### WORKING DATA
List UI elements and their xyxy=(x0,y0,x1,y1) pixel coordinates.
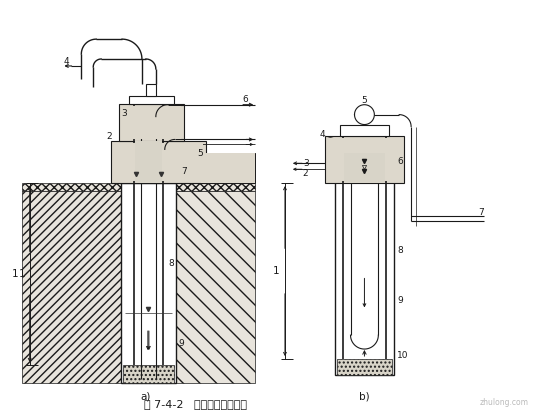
Text: 2: 2 xyxy=(303,169,309,178)
Bar xyxy=(335,141,394,375)
Text: 9: 9 xyxy=(179,339,184,348)
Text: 2: 2 xyxy=(106,132,112,141)
Text: 5: 5 xyxy=(362,96,367,105)
Bar xyxy=(146,84,156,96)
Text: 9: 9 xyxy=(397,296,403,305)
Text: 图 7-4-2   吸泥机清孔示意图: 图 7-4-2 吸泥机清孔示意图 xyxy=(144,399,247,409)
Bar xyxy=(337,359,392,375)
Text: 8: 8 xyxy=(397,246,403,255)
Text: 1: 1 xyxy=(272,266,279,276)
Text: a): a) xyxy=(141,392,151,402)
Text: 5: 5 xyxy=(198,149,203,158)
Text: 6: 6 xyxy=(397,157,403,166)
Bar xyxy=(22,191,121,383)
Bar xyxy=(200,154,255,183)
Text: 3: 3 xyxy=(303,159,309,168)
Bar xyxy=(114,144,203,181)
Bar xyxy=(129,96,174,104)
Bar xyxy=(135,141,162,183)
Text: 10: 10 xyxy=(397,351,409,359)
Text: 3: 3 xyxy=(121,109,127,118)
Text: 4: 4 xyxy=(63,57,69,67)
Bar xyxy=(176,191,255,383)
Text: zhulong.com: zhulong.com xyxy=(479,398,528,407)
Bar xyxy=(111,141,206,183)
Bar xyxy=(121,183,176,383)
Text: 6: 6 xyxy=(242,95,248,104)
Text: 8: 8 xyxy=(169,259,175,268)
Text: b): b) xyxy=(359,392,370,402)
Text: 7: 7 xyxy=(479,208,484,218)
Text: 1: 1 xyxy=(12,269,18,279)
Bar xyxy=(22,183,255,191)
Bar xyxy=(328,139,401,181)
Bar xyxy=(119,104,184,141)
Text: 7: 7 xyxy=(181,167,188,176)
Bar xyxy=(339,124,389,136)
Bar xyxy=(344,154,385,183)
Text: 4: 4 xyxy=(320,130,325,139)
Bar xyxy=(325,136,404,183)
Text: 1: 1 xyxy=(18,269,25,279)
Bar xyxy=(122,106,181,139)
Bar xyxy=(123,365,174,383)
Bar xyxy=(200,154,255,183)
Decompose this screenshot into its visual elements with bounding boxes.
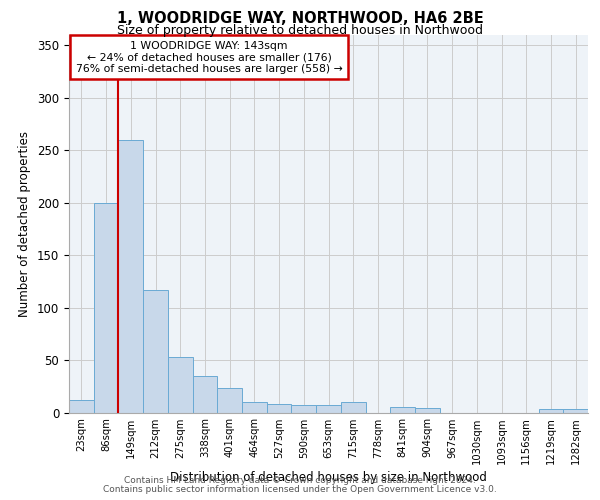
Text: Contains public sector information licensed under the Open Government Licence v3: Contains public sector information licen… — [103, 485, 497, 494]
Bar — [69, 400, 94, 412]
Bar — [118, 140, 143, 412]
Y-axis label: Number of detached properties: Number of detached properties — [19, 130, 31, 317]
X-axis label: Distribution of detached houses by size in Northwood: Distribution of detached houses by size … — [170, 471, 487, 484]
Bar — [217, 388, 242, 412]
Text: Contains HM Land Registry data © Crown copyright and database right 2024.: Contains HM Land Registry data © Crown c… — [124, 476, 476, 485]
Bar — [539, 410, 563, 412]
Bar — [168, 357, 193, 412]
Bar — [143, 290, 168, 412]
Bar — [563, 410, 588, 412]
Text: 1, WOODRIDGE WAY, NORTHWOOD, HA6 2BE: 1, WOODRIDGE WAY, NORTHWOOD, HA6 2BE — [116, 11, 484, 26]
Bar — [415, 408, 440, 412]
Bar — [94, 203, 118, 412]
Bar — [316, 405, 341, 412]
Bar — [193, 376, 217, 412]
Bar — [341, 402, 365, 412]
Bar — [242, 402, 267, 412]
Text: 1 WOODRIDGE WAY: 143sqm
← 24% of detached houses are smaller (176)
76% of semi-d: 1 WOODRIDGE WAY: 143sqm ← 24% of detache… — [76, 40, 343, 74]
Text: Size of property relative to detached houses in Northwood: Size of property relative to detached ho… — [117, 24, 483, 37]
Bar — [292, 405, 316, 412]
Bar — [267, 404, 292, 412]
Bar — [390, 408, 415, 412]
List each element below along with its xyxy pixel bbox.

### EXERCISE
Reproduce, unchanged, the lines starting at the one that contains "Text: 2: 2 xyxy=(303,169,309,178)" and ending at the one that contains "Text: 9: 9 xyxy=(397,296,403,305)", with both of those lines included.

### TASK RESULT
Text: 2: 2 xyxy=(303,169,309,178)
Bar xyxy=(335,141,394,375)
Text: 9: 9 xyxy=(179,339,184,348)
Text: 2: 2 xyxy=(106,132,112,141)
Text: 5: 5 xyxy=(362,96,367,105)
Bar xyxy=(146,84,156,96)
Text: 9: 9 xyxy=(397,296,403,305)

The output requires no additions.